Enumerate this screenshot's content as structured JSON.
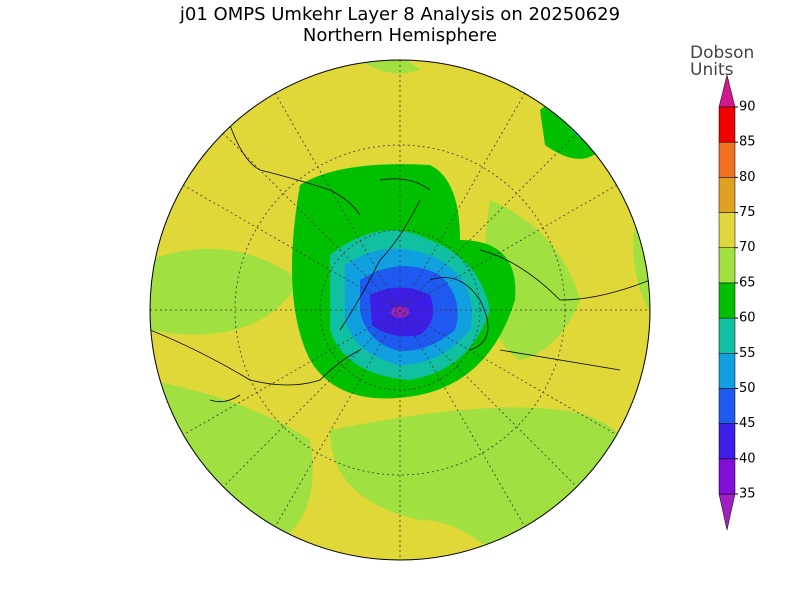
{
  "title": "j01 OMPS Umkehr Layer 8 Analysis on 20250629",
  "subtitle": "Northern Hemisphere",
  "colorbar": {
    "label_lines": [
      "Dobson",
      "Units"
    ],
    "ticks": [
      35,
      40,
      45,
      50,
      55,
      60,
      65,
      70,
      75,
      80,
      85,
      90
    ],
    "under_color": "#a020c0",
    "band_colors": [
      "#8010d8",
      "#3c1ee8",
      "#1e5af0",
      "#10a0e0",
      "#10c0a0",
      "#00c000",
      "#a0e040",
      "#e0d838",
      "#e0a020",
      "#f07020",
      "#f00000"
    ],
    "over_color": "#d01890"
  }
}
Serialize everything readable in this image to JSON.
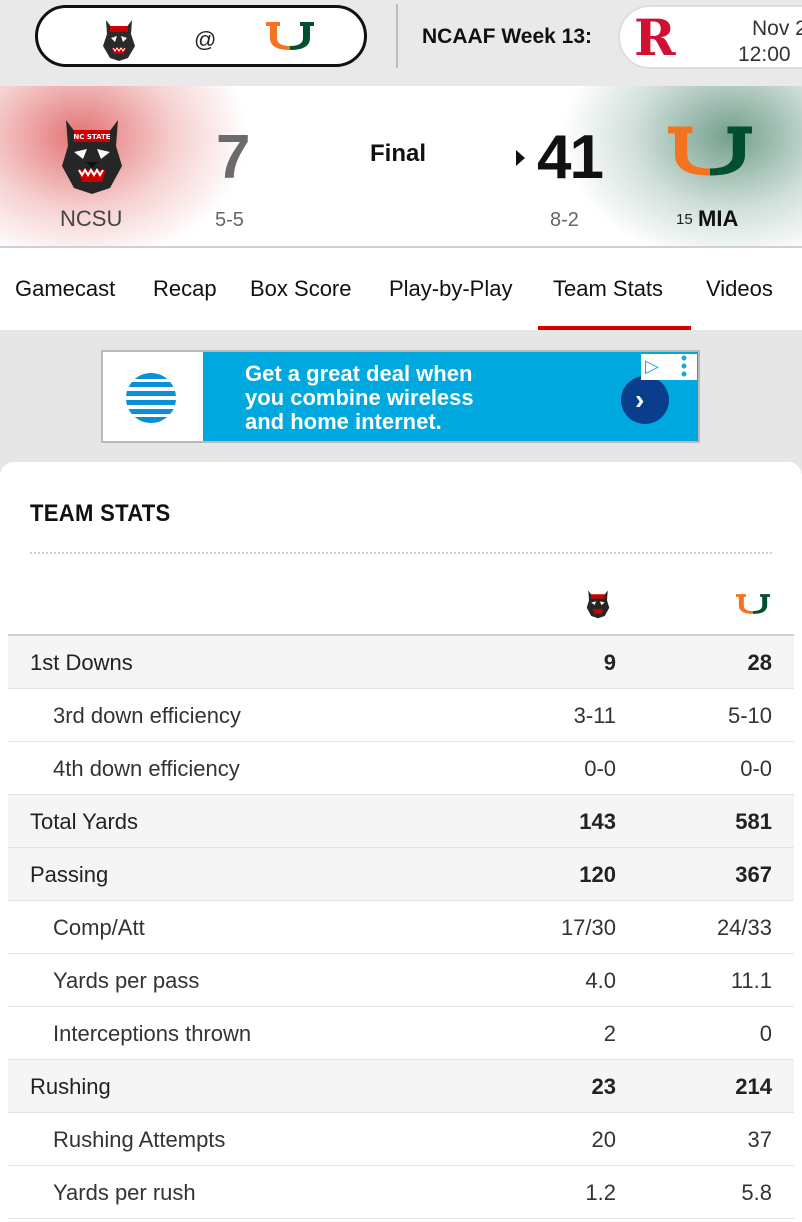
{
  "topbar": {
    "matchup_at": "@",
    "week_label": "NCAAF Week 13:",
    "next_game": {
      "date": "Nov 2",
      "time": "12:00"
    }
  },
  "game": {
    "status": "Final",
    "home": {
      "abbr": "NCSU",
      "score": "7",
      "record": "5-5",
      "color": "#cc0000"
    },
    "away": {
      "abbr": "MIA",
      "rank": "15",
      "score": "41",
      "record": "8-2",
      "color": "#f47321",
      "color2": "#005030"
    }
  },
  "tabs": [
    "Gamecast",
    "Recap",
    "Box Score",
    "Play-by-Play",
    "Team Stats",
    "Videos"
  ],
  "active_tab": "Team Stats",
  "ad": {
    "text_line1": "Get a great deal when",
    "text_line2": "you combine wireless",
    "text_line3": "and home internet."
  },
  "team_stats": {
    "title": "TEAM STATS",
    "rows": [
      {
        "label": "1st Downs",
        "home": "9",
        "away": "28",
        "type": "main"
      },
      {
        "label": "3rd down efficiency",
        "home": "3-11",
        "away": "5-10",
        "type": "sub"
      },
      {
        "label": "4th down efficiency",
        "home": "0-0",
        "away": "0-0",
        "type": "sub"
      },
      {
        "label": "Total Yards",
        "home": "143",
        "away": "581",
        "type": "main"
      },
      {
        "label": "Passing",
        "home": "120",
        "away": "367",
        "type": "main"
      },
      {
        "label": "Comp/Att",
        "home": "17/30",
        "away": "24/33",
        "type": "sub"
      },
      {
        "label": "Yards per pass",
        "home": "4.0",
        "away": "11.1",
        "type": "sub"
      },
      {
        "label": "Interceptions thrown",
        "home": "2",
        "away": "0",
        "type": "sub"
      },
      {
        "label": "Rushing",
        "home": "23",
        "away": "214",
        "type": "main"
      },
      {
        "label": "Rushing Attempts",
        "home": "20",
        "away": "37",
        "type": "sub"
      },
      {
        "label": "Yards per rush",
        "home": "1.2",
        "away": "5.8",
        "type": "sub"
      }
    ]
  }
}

# SHORT PROBLEM
Reproduce the records verbatim, omitting all images they contain.

# RESULT OF THIS TASK
Enumerate this screenshot's content as structured JSON.
{
  "title": "j01 OMPS Umkehr Layer 8 Analysis on 20250629",
  "subtitle": "Northern Hemisphere",
  "colorbar": {
    "label_lines": [
      "Dobson",
      "Units"
    ],
    "ticks": [
      35,
      40,
      45,
      50,
      55,
      60,
      65,
      70,
      75,
      80,
      85,
      90
    ],
    "under_color": "#a020c0",
    "band_colors": [
      "#8010d8",
      "#3c1ee8",
      "#1e5af0",
      "#10a0e0",
      "#10c0a0",
      "#00c000",
      "#a0e040",
      "#e0d838",
      "#e0a020",
      "#f07020",
      "#f00000"
    ],
    "over_color": "#d01890"
  }
}
Serialize everything readable in this image to JSON.
{
  "topbar": {
    "matchup_at": "@",
    "week_label": "NCAAF Week 13:",
    "next_game": {
      "date": "Nov 2",
      "time": "12:00"
    }
  },
  "game": {
    "status": "Final",
    "home": {
      "abbr": "NCSU",
      "score": "7",
      "record": "5-5",
      "color": "#cc0000"
    },
    "away": {
      "abbr": "MIA",
      "rank": "15",
      "score": "41",
      "record": "8-2",
      "color": "#f47321",
      "color2": "#005030"
    }
  },
  "tabs": [
    "Gamecast",
    "Recap",
    "Box Score",
    "Play-by-Play",
    "Team Stats",
    "Videos"
  ],
  "active_tab": "Team Stats",
  "ad": {
    "text_line1": "Get a great deal when",
    "text_line2": "you combine wireless",
    "text_line3": "and home internet."
  },
  "team_stats": {
    "title": "TEAM STATS",
    "rows": [
      {
        "label": "1st Downs",
        "home": "9",
        "away": "28",
        "type": "main"
      },
      {
        "label": "3rd down efficiency",
        "home": "3-11",
        "away": "5-10",
        "type": "sub"
      },
      {
        "label": "4th down efficiency",
        "home": "0-0",
        "away": "0-0",
        "type": "sub"
      },
      {
        "label": "Total Yards",
        "home": "143",
        "away": "581",
        "type": "main"
      },
      {
        "label": "Passing",
        "home": "120",
        "away": "367",
        "type": "main"
      },
      {
        "label": "Comp/Att",
        "home": "17/30",
        "away": "24/33",
        "type": "sub"
      },
      {
        "label": "Yards per pass",
        "home": "4.0",
        "away": "11.1",
        "type": "sub"
      },
      {
        "label": "Interceptions thrown",
        "home": "2",
        "away": "0",
        "type": "sub"
      },
      {
        "label": "Rushing",
        "home": "23",
        "away": "214",
        "type": "main"
      },
      {
        "label": "Rushing Attempts",
        "home": "20",
        "away": "37",
        "type": "sub"
      },
      {
        "label": "Yards per rush",
        "home": "1.2",
        "away": "5.8",
        "type": "sub"
      }
    ]
  }
}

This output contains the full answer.